---------- LISTED ENTRIES

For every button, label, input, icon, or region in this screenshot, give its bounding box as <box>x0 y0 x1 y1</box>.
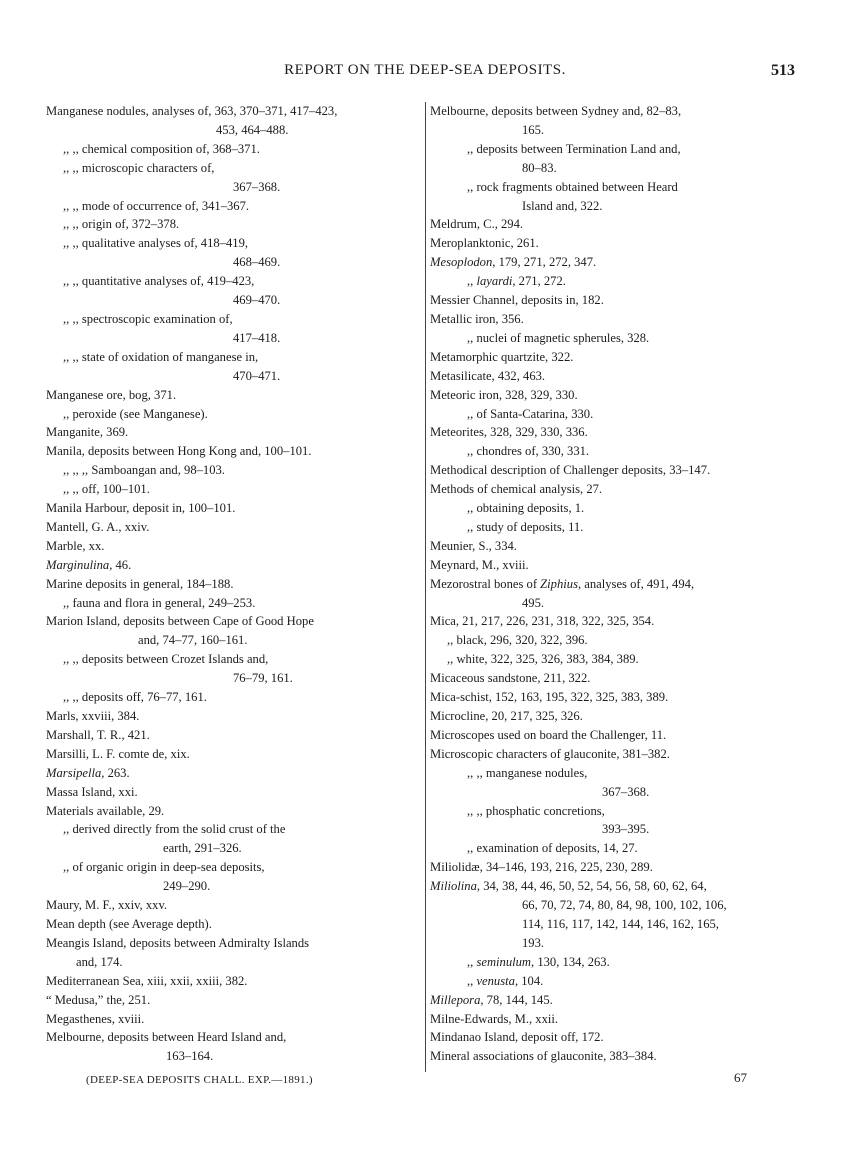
index-entry: Micaceous sandstone, 211, 322. <box>430 671 591 686</box>
index-entry: ,, ,, manganese nodules, 367–368. <box>467 765 650 799</box>
index-entry: ,, ,, mode of occurrence of, 341–367. <box>63 198 250 213</box>
index-entry: Metallic iron, 356. <box>430 311 524 326</box>
index-entry: ,, white, 322, 325, 326, 383, 384, 389. <box>447 652 639 667</box>
index-entry: Marion Island, deposits between Cape of Good Hope and, 74–77, 160–161. <box>46 614 314 648</box>
index-entry: ,, ,, off, 100–101. <box>63 482 150 497</box>
index-entry: ,, derived directly from the solid crust of the earth, 291–326. <box>63 822 286 856</box>
footer-note: (DEEP-SEA DEPOSITS CHALL. EXP.—1891.) <box>86 1074 313 1086</box>
index-entry: Melbourne, deposits between Sydney and, 82–83, 165. <box>430 104 682 137</box>
index-entry: Meldrum, C., 294. <box>430 217 524 232</box>
index-entry: ,, study of deposits, 11. <box>467 519 584 534</box>
index-entry: Meynard, M., xviii. <box>430 557 529 572</box>
index-entry: ,, deposits between Termination Land and, 80–83. <box>467 141 681 175</box>
index-entry: ,, ,, qualitative analyses of, 418–419, 468–469. <box>63 236 281 270</box>
index-entry: Melbourne, deposits between Heard Island and, 163–164. <box>46 1030 287 1064</box>
index-entry: Marls, xxviii, 384. <box>46 709 140 723</box>
index-entry: Mindanao Island, deposit off, 172. <box>430 1030 604 1045</box>
index-entry: ,, of organic origin in deep-sea deposits, 249–290. <box>63 860 265 894</box>
index-entry: Megasthenes, xviii. <box>46 1011 145 1026</box>
running-header <box>0 62 850 82</box>
signature-mark: 67 <box>734 1070 747 1085</box>
index-entry: ,, ,, ,, Samboangan and, 98–103. <box>63 463 225 478</box>
index-entry: ,, layardi, 271, 272. <box>467 274 566 289</box>
index-entry: “ Medusa,” the, 251. <box>46 992 151 1007</box>
index-entry: Mezorostral bones of Ziphius, analyses of, 491, 494, 495. <box>430 576 695 610</box>
index-entry: Massa Island, xxi. <box>46 784 138 799</box>
index-entry: Microscopic characters of glauconite, 381–382. <box>430 746 670 761</box>
index-entry: Manila Harbour, deposit in, 100–101. <box>46 501 236 516</box>
index-entry: Mineral associations of glauconite, 383–384. <box>430 1049 657 1064</box>
index-entry: ,, ,, origin of, 372–378. <box>63 217 180 232</box>
index-entry: Marble, xx. <box>46 538 105 553</box>
index-entry: ,, examination of deposits, 14, 27. <box>467 841 638 856</box>
index-entry: ,, ,, deposits off, 76–77, 161. <box>63 690 207 705</box>
index-entry: ,, chondres of, 330, 331. <box>467 444 590 459</box>
column-divider <box>425 102 426 1072</box>
index-entry: Marginulina, 46. <box>46 557 132 572</box>
index-entry: ,, fauna and flora in general, 249–253. <box>63 595 256 610</box>
index-entry: ,, of Santa-Catarina, 330. <box>467 406 594 421</box>
index-entry: Milne-Edwards, M., xxii. <box>430 1011 559 1026</box>
index-entry: ,, ,, phosphatic concretions, 393–395. <box>467 803 650 837</box>
index-entry: ,, ,, spectroscopic examination of, 417–418. <box>63 311 281 345</box>
index-entry: ,, peroxide (see Manganese). <box>63 406 208 421</box>
index-entry: Mica-schist, 152, 163, 195, 322, 325, 383, 389. <box>430 690 669 705</box>
index-entry: ,, ,, chemical composition of, 368–371. <box>63 141 260 156</box>
index-entry: Marshall, T. R., 421. <box>46 727 150 742</box>
index-column-left <box>46 102 420 1066</box>
index-entry: Manganese ore, bog, 371. <box>46 387 177 402</box>
index-entry: Marine deposits in general, 184–188. <box>46 576 234 591</box>
index-entry: Miliolidæ, 34–146, 193, 216, 225, 230, 289. <box>430 860 653 875</box>
index-entry: Meteoric iron, 328, 329, 330. <box>430 387 578 402</box>
index-entry: ,, nuclei of magnetic spherules, 328. <box>467 330 650 345</box>
index-entry: ,, rock fragments obtained between Heard Island and, 322. <box>467 179 678 213</box>
index-entry: Millepora, 78, 144, 145. <box>430 992 553 1007</box>
index-entry: Metamorphic quartzite, 322. <box>430 349 574 364</box>
index-entry: ,, ,, microscopic characters of, 367–368. <box>63 160 281 194</box>
index-entry: Maury, M. F., xxiv, xxv. <box>46 898 168 913</box>
page-number: 513 <box>771 62 795 79</box>
index-entry: ,, ,, state of oxidation of manganese in, 470–471. <box>63 349 281 383</box>
index-entry: Methodical description of Challenger deposits, 33–147. <box>430 463 711 478</box>
index-entry: ,, obtaining deposits, 1. <box>467 501 585 516</box>
index-entry: Miliolina, 34, 38, 44, 46, 50, 52, 54, 56, 58, 60, 62, 64, 66, 70, 72, 74, 80, 84, 98, 100, 102, 106, 114, 116, 117, 142, 144, 146, 162, 165, 193. <box>430 879 727 950</box>
index-entry: Mesoplodon, 179, 271, 272, 347. <box>430 255 597 270</box>
index-entry: Mica, 21, 217, 226, 231, 318, 322, 325, 354. <box>430 614 655 629</box>
index-entry: Mean depth (see Average depth). <box>46 916 212 931</box>
index-entry: Materials available, 29. <box>46 803 165 818</box>
index-entry: Meroplanktonic, 261. <box>430 236 539 251</box>
index-column-right <box>430 102 802 1066</box>
index-entry: Metasilicate, 432, 463. <box>430 368 546 383</box>
index-entry: Methods of chemical analysis, 27. <box>430 482 603 497</box>
index-entry: Meteorites, 328, 329, 330, 336. <box>430 425 588 440</box>
index-entry: Meunier, S., 334. <box>430 538 517 553</box>
index-entry: Mediterranean Sea, xiii, xxii, xxiii, 382. <box>46 973 248 988</box>
index-entry: Manganese nodules, analyses of, 363, 370–371, 417–423, 453, 464–488. <box>46 104 338 137</box>
page-title: REPORT ON THE DEEP-SEA DEPOSITS. <box>284 62 566 78</box>
index-entry: ,, seminulum, 130, 134, 263. <box>467 954 610 969</box>
index-entry: ,, venusta, 104. <box>467 973 544 988</box>
index-entry: Microcline, 20, 217, 325, 326. <box>430 709 583 723</box>
index-entry: Manila, deposits between Hong Kong and, 100–101. <box>46 444 312 459</box>
index-entry: ,, black, 296, 320, 322, 396. <box>447 633 588 648</box>
index-entry: Mantell, G. A., xxiv. <box>46 519 150 534</box>
index-entry: Messier Channel, deposits in, 182. <box>430 293 604 308</box>
index-entry: Microscopes used on board the Challenger, 11. <box>430 727 667 742</box>
index-entry: Marsilli, L. F. comte de, xix. <box>46 746 190 761</box>
index-entry: ,, ,, quantitative analyses of, 419–423, 469–470. <box>63 274 281 308</box>
index-entry: Meangis Island, deposits between Admiralty Islands and, 174. <box>46 935 310 969</box>
index-entry: Manganite, 369. <box>46 425 129 440</box>
index-entry: Marsipella, 263. <box>46 765 130 780</box>
index-entry: ,, ,, deposits between Crozet Islands and, 76–79, 161. <box>63 652 293 686</box>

--------------------

● SHORT TASK
Render every line of the items above as a Markdown table with the columns "Row" and "Line", giving each line its row number and leaving out blank lines. Omit the pictures from your answer.

● TASK RESULT
| Row | Line |
|---|---|
| 1 | For every button, label, input, icon, or region in this screenshot, give its bounding box as <box>x0 y0 x1 y1</box>. |
| 2 | index-entry: Micaceous sandstone, 211, 322. <box>430 671 591 686</box> |
| 3 | index-entry: ,, ,, manganese nodules, 367–368. <box>467 765 650 799</box> |
| 4 | index-entry: ,, ,, mode of occurrence of, 341–367. <box>63 198 250 213</box> |
| 5 | index-entry: Metallic iron, 356. <box>430 311 524 326</box> |
| 6 | index-entry: ,, white, 322, 325, 326, 383, 384, 389. <box>447 652 639 667</box> |
| 7 | index-entry: Marion Island, deposits between Cape of Good Hope and, 74–77, 160–161. <box>46 614 314 648</box> |
| 8 | index-entry: ,, ,, off, 100–101. <box>63 482 150 497</box> |
| 9 | index-entry: ,, derived directly from the solid crust of the earth, 291–326. <box>63 822 286 856</box> |
| 10 | footer-note: (DEEP-SEA DEPOSITS CHALL. EXP.—1891.) <box>86 1074 313 1086</box> |
| 11 | index-entry: Melbourne, deposits between Sydney and, 82–83, 165. <box>430 104 682 137</box> |
| 12 | index-entry: Meldrum, C., 294. <box>430 217 524 232</box> |
| 13 | index-entry: ,, study of deposits, 11. <box>467 519 584 534</box> |
| 14 | index-entry: Meynard, M., xviii. <box>430 557 529 572</box> |
| 15 | index-entry: ,, deposits between Termination Land and, 80–83. <box>467 141 681 175</box> |
| 16 | index-entry: ,, ,, qualitative analyses of, 418–419, 468–469. <box>63 236 281 270</box> |
| 17 | index-entry: Melbourne, deposits between Heard Island and, 163–164. <box>46 1030 287 1064</box> |
| 18 | index-entry: Marls, xxviii, 384. <box>46 709 140 723</box> |
| 19 | index-entry: Mindanao Island, deposit off, 172. <box>430 1030 604 1045</box> |
| 20 | index-entry: ,, of organic origin in deep-sea deposits, 249–290. <box>63 860 265 894</box> |
| 21 | index-entry: Megasthenes, xviii. <box>46 1011 145 1026</box> |
| 22 | running-header <box>0 62 850 82</box> |
| 23 | signature-mark: 67 <box>734 1070 747 1085</box> |
| 24 | index-entry: ,, ,, ,, Samboangan and, 98–103. <box>63 463 225 478</box> |
| 25 | index-entry: ,, layardi, 271, 272. <box>467 274 566 289</box> |
| 26 | index-entry: “ Medusa,” the, 251. <box>46 992 151 1007</box> |
| 27 | index-entry: Mezorostral bones of Ziphius, analyses of, 491, 494, 495. <box>430 576 695 610</box> |
| 28 | index-entry: Massa Island, xxi. <box>46 784 138 799</box> |
| 29 | index-entry: Microscopic characters of glauconite, 381–382. <box>430 746 670 761</box> |
| 30 | index-entry: Manila Harbour, deposit in, 100–101. <box>46 501 236 516</box> |
| 31 | index-entry: Mineral associations of glauconite, 383–384. <box>430 1049 657 1064</box> |
| 32 | index-entry: ,, ,, origin of, 372–378. <box>63 217 180 232</box> |
| 33 | index-entry: Marble, xx. <box>46 538 105 553</box> |
| 34 | index-entry: ,, examination of deposits, 14, 27. <box>467 841 638 856</box> |
| 35 | index-entry: ,, ,, deposits off, 76–77, 161. <box>63 690 207 705</box> |
| 36 | index-entry: ,, chondres of, 330, 331. <box>467 444 590 459</box> |
| 37 | column-divider <box>425 102 426 1072</box> |
| 38 | index-entry: Marginulina, 46. <box>46 557 132 572</box> |
| 39 | index-entry: ,, fauna and flora in general, 249–253. <box>63 595 256 610</box> |
| 40 | index-entry: ,, of Santa-Catarina, 330. <box>467 406 594 421</box> |
| 41 | index-entry: Milne-Edwards, M., xxii. <box>430 1011 559 1026</box> |
| 42 | index-entry: ,, ,, phosphatic concretions, 393–395. <box>467 803 650 837</box> |
| 43 | index-entry: ,, ,, spectroscopic examination of, 417–418. <box>63 311 281 345</box> |
| 44 | index-entry: ,, peroxide (see Manganese). <box>63 406 208 421</box> |
| 45 | index-entry: Mica-schist, 152, 163, 195, 322, 325, 383, 389. <box>430 690 669 705</box> |
| 46 | index-entry: ,, ,, chemical composition of, 368–371. <box>63 141 260 156</box> |
| 47 | index-entry: Marshall, T. R., 421. <box>46 727 150 742</box> |
| 48 | index-column-left <box>46 102 420 1066</box> |
| 49 | index-entry: Manganese ore, bog, 371. <box>46 387 177 402</box> |
| 50 | index-entry: Marine deposits in general, 184–188. <box>46 576 234 591</box> |
| 51 | index-entry: Miliolidæ, 34–146, 193, 216, 225, 230, 289. <box>430 860 653 875</box> |
| 52 | index-entry: Meteoric iron, 328, 329, 330. <box>430 387 578 402</box> |
| 53 | index-entry: ,, nuclei of magnetic spherules, 328. <box>467 330 650 345</box> |
| 54 | index-entry: ,, rock fragments obtained between Heard Island and, 322. <box>467 179 678 213</box> |
| 55 | index-entry: Millepora, 78, 144, 145. <box>430 992 553 1007</box> |
| 56 | index-entry: Metamorphic quartzite, 322. <box>430 349 574 364</box> |
| 57 | index-entry: ,, ,, microscopic characters of, 367–368. <box>63 160 281 194</box> |
| 58 | index-entry: Maury, M. F., xxiv, xxv. <box>46 898 168 913</box> |
| 59 | page-number: 513 <box>771 62 795 79</box> |
| 60 | index-entry: ,, ,, state of oxidation of manganese in, 470–471. <box>63 349 281 383</box> |
| 61 | index-entry: Methodical description of Challenger deposits, 33–147. <box>430 463 711 478</box> |
| 62 | index-entry: ,, obtaining deposits, 1. <box>467 501 585 516</box> |
| 63 | index-entry: Miliolina, 34, 38, 44, 46, 50, 52, 54, 56, 58, 60, 62, 64, 66, 70, 72, 74, 80, 84, 98, 100, 102, 106, 114, 116, 117, 142, 144, 146, 162, 165, 193. <box>430 879 727 950</box> |
| 64 | index-entry: Mesoplodon, 179, 271, 272, 347. <box>430 255 597 270</box> |
| 65 | index-entry: Mica, 21, 217, 226, 231, 318, 322, 325, 354. <box>430 614 655 629</box> |
| 66 | index-entry: Mean depth (see Average depth). <box>46 916 212 931</box> |
| 67 | index-entry: Materials available, 29. <box>46 803 165 818</box> |
| 68 | index-entry: Meroplanktonic, 261. <box>430 236 539 251</box> |
| 69 | index-column-right <box>430 102 802 1066</box> |
| 70 | index-entry: Metasilicate, 432, 463. <box>430 368 546 383</box> |
| 71 | index-entry: Methods of chemical analysis, 27. <box>430 482 603 497</box> |
| 72 | index-entry: Meteorites, 328, 329, 330, 336. <box>430 425 588 440</box> |
| 73 | index-entry: Meunier, S., 334. <box>430 538 517 553</box> |
| 74 | index-entry: Mediterranean Sea, xiii, xxii, xxiii, 382. <box>46 973 248 988</box> |
| 75 | index-entry: Manganese nodules, analyses of, 363, 370–371, 417–423, 453, 464–488. <box>46 104 338 137</box> |
| 76 | page-title: REPORT ON THE DEEP-SEA DEPOSITS. <box>284 62 566 78</box> |
| 77 | index-entry: ,, seminulum, 130, 134, 263. <box>467 954 610 969</box> |
| 78 | index-entry: ,, venusta, 104. <box>467 973 544 988</box> |
| 79 | index-entry: Microcline, 20, 217, 325, 326. <box>430 709 583 723</box> |
| 80 | index-entry: Manila, deposits between Hong Kong and, 100–101. <box>46 444 312 459</box> |
| 81 | index-entry: ,, black, 296, 320, 322, 396. <box>447 633 588 648</box> |
| 82 | index-entry: Mantell, G. A., xxiv. <box>46 519 150 534</box> |
| 83 | index-entry: Messier Channel, deposits in, 182. <box>430 293 604 308</box> |
| 84 | index-entry: Microscopes used on board the Challenger, 11. <box>430 727 667 742</box> |
| 85 | index-entry: Marsilli, L. F. comte de, xix. <box>46 746 190 761</box> |
| 86 | index-entry: ,, ,, quantitative analyses of, 419–423, 469–470. <box>63 274 281 308</box> |
| 87 | index-entry: Meangis Island, deposits between Admiralty Islands and, 174. <box>46 935 310 969</box> |
| 88 | index-entry: Manganite, 369. <box>46 425 129 440</box> |
| 89 | index-entry: Marsipella, 263. <box>46 765 130 780</box> |
| 90 | index-entry: ,, ,, deposits between Crozet Islands and, 76–79, 161. <box>63 652 293 686</box> |